Written instruction — Copy out the listing below word for word, leaving out the pictures.
[Entries provided start]
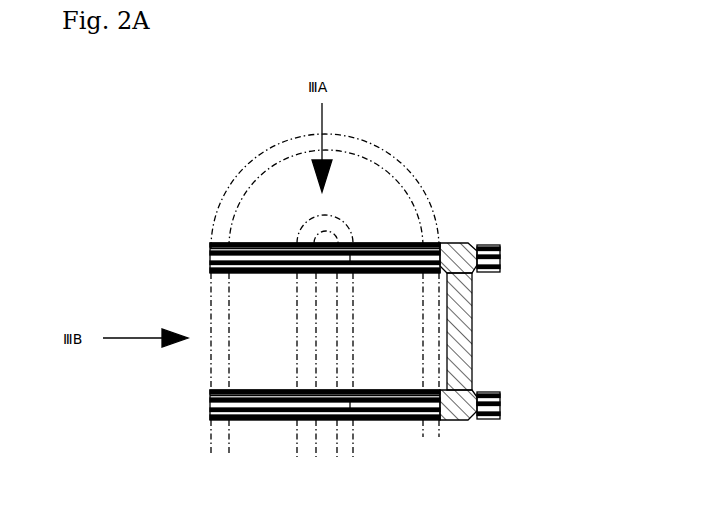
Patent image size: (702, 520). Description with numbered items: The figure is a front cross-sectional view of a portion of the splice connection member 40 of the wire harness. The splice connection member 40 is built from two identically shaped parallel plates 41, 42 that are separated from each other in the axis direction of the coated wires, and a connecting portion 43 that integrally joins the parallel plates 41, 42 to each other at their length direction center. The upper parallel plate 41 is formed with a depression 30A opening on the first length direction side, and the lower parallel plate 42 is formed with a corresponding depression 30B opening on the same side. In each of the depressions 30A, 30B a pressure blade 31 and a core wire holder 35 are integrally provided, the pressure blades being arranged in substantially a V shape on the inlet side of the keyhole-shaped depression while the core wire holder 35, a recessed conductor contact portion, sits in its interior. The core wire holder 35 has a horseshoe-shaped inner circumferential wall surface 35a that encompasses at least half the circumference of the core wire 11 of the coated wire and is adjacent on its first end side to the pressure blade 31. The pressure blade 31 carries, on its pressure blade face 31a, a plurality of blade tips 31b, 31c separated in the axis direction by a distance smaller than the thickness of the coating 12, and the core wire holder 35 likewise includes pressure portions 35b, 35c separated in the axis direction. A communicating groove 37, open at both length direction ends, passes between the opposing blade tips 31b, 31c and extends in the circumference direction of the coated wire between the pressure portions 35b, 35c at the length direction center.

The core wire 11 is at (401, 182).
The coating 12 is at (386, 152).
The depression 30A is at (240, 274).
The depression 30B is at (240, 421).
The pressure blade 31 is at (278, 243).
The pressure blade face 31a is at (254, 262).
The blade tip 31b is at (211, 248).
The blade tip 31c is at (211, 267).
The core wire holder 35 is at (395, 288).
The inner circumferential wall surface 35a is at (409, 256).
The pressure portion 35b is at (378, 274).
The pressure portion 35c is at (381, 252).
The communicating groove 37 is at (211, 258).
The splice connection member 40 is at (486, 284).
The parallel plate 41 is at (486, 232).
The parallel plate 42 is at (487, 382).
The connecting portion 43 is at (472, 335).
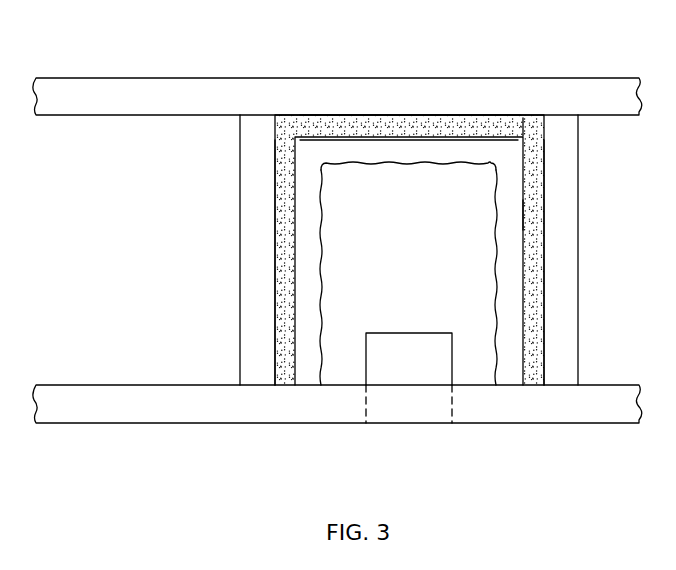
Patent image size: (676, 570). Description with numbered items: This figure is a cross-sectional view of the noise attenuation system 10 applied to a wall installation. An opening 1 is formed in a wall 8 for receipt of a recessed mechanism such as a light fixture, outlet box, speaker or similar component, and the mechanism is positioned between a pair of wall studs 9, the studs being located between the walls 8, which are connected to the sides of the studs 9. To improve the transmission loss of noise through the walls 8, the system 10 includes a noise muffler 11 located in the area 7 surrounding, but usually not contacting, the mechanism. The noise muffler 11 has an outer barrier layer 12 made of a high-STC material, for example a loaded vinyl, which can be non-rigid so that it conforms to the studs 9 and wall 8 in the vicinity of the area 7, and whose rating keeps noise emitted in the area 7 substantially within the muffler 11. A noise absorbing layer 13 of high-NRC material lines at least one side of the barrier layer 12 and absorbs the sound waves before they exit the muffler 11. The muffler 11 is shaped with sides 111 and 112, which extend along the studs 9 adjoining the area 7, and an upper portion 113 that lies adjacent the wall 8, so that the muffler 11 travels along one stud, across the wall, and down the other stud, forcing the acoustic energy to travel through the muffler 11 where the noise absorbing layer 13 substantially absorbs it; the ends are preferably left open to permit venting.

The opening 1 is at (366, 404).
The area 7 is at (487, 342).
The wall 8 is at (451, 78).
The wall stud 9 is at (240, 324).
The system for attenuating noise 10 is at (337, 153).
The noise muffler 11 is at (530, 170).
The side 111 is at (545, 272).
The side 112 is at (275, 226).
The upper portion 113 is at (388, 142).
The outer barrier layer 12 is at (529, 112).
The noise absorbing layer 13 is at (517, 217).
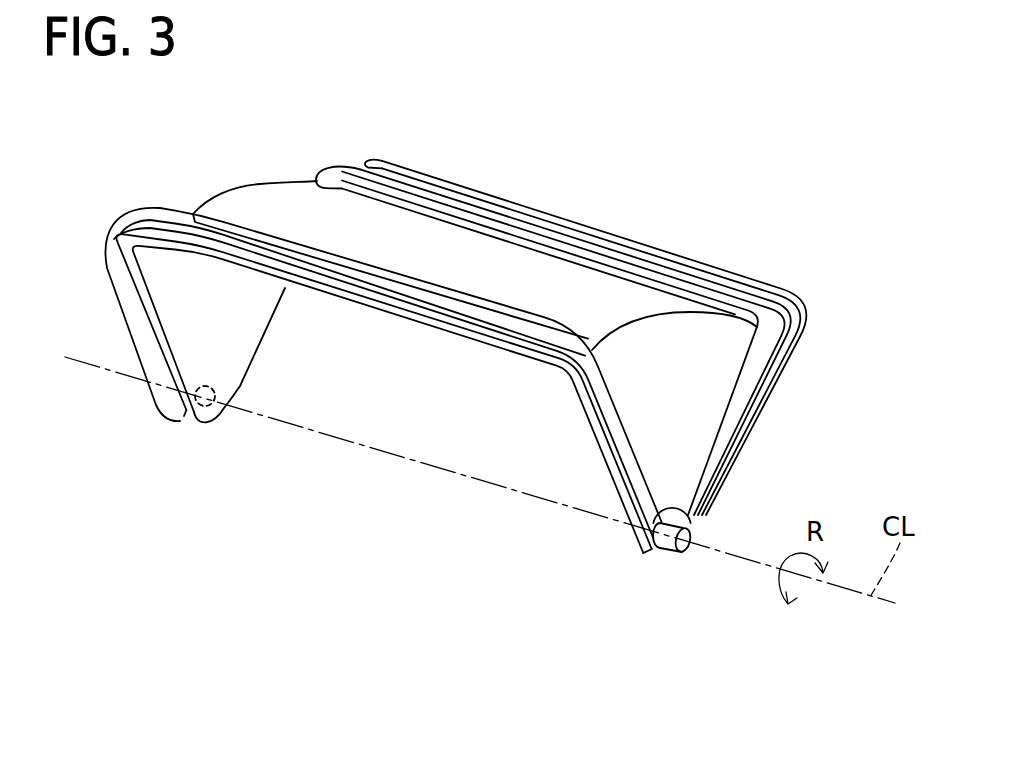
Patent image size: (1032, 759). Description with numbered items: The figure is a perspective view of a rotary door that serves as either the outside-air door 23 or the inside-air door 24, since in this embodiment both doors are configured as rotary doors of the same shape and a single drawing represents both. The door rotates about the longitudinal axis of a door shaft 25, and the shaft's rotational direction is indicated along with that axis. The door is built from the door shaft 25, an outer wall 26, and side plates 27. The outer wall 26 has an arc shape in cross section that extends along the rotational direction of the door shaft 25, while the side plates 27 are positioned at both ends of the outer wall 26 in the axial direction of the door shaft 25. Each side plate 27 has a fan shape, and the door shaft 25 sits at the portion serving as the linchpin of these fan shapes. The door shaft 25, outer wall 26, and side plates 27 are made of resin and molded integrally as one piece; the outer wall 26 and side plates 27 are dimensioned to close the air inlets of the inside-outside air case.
[Entries provided end]
Result of the task —
Patent image size: (702, 520). Description with numbered items: The figure is a front cross-sectional view of a portion of the splice connection member 40 of the wire harness. The splice connection member 40 is built from two identically shaped parallel plates 41, 42 that are separated from each other in the axis direction of the coated wires, and a connecting portion 43 that integrally joins the parallel plates 41, 42 to each other at their length direction center. The upper parallel plate 41 is formed with a depression 30A opening on the first length direction side, and the lower parallel plate 42 is formed with a corresponding depression 30B opening on the same side. In each of the depressions 30A, 30B a pressure blade 31 and a core wire holder 35 are integrally provided, the pressure blades being arranged in substantially a V shape on the inlet side of the keyhole-shaped depression while the core wire holder 35, a recessed conductor contact portion, sits in its interior. The core wire holder 35 has a horseshoe-shaped inner circumferential wall surface 35a that encompasses at least half the circumference of the core wire 11 of the coated wire and is adjacent on its first end side to the pressure blade 31. The pressure blade 31 carries, on its pressure blade face 31a, a plurality of blade tips 31b, 31c separated in the axis direction by a distance smaller than the thickness of the coating 12, and the core wire holder 35 likewise includes pressure portions 35b, 35c separated in the axis direction. A communicating groove 37, open at both length direction ends, passes between the opposing blade tips 31b, 31c and extends in the circumference direction of the coated wire between the pressure portions 35b, 35c at the length direction center.

The core wire 11 is at (401, 182).
The coating 12 is at (386, 152).
The depression 30A is at (240, 274).
The depression 30B is at (240, 421).
The pressure blade 31 is at (278, 243).
The pressure blade face 31a is at (254, 262).
The blade tip 31b is at (211, 248).
The blade tip 31c is at (211, 267).
The core wire holder 35 is at (395, 288).
The inner circumferential wall surface 35a is at (409, 256).
The pressure portion 35b is at (378, 274).
The pressure portion 35c is at (381, 252).
The communicating groove 37 is at (211, 258).
The splice connection member 40 is at (486, 284).
The parallel plate 41 is at (486, 232).
The parallel plate 42 is at (487, 382).
The connecting portion 43 is at (472, 335).
Patent image size: (676, 570). Description with numbered items: This figure is a cross-sectional view of the noise attenuation system 10 applied to a wall installation. An opening 1 is formed in a wall 8 for receipt of a recessed mechanism such as a light fixture, outlet box, speaker or similar component, and the mechanism is positioned between a pair of wall studs 9, the studs being located between the walls 8, which are connected to the sides of the studs 9. To improve the transmission loss of noise through the walls 8, the system 10 includes a noise muffler 11 located in the area 7 surrounding, but usually not contacting, the mechanism. The noise muffler 11 has an outer barrier layer 12 made of a high-STC material, for example a loaded vinyl, which can be non-rigid so that it conforms to the studs 9 and wall 8 in the vicinity of the area 7, and whose rating keeps noise emitted in the area 7 substantially within the muffler 11. A noise absorbing layer 13 of high-NRC material lines at least one side of the barrier layer 12 and absorbs the sound waves before they exit the muffler 11. The muffler 11 is shaped with sides 111 and 112, which extend along the studs 9 adjoining the area 7, and an upper portion 113 that lies adjacent the wall 8, so that the muffler 11 travels along one stud, across the wall, and down the other stud, forcing the acoustic energy to travel through the muffler 11 where the noise absorbing layer 13 substantially absorbs it; the ends are preferably left open to permit venting.

The opening 1 is at (366, 404).
The area 7 is at (487, 342).
The wall 8 is at (451, 78).
The wall stud 9 is at (240, 324).
The system for attenuating noise 10 is at (337, 153).
The noise muffler 11 is at (530, 170).
The side 111 is at (545, 272).
The side 112 is at (275, 226).
The upper portion 113 is at (388, 142).
The outer barrier layer 12 is at (529, 112).
The noise absorbing layer 13 is at (517, 217).
Patent image size: (1032, 759). Description with numbered items: The figure is a perspective view of a rotary door that serves as either the outside-air door 23 or the inside-air door 24, since in this embodiment both doors are configured as rotary doors of the same shape and a single drawing represents both. The door rotates about the longitudinal axis of a door shaft 25, and the shaft's rotational direction is indicated along with that axis. The door is built from the door shaft 25, an outer wall 26, and side plates 27. The outer wall 26 has an arc shape in cross section that extends along the rotational direction of the door shaft 25, while the side plates 27 are positioned at both ends of the outer wall 26 in the axial direction of the door shaft 25. Each side plate 27 has a fan shape, and the door shaft 25 sits at the portion serving as the linchpin of these fan shapes. The door shaft 25, outer wall 26, and side plates 27 are made of resin and molded integrally as one piece; the outer wall 26 and side plates 27 are dimensioned to close the air inlets of the inside-outside air case.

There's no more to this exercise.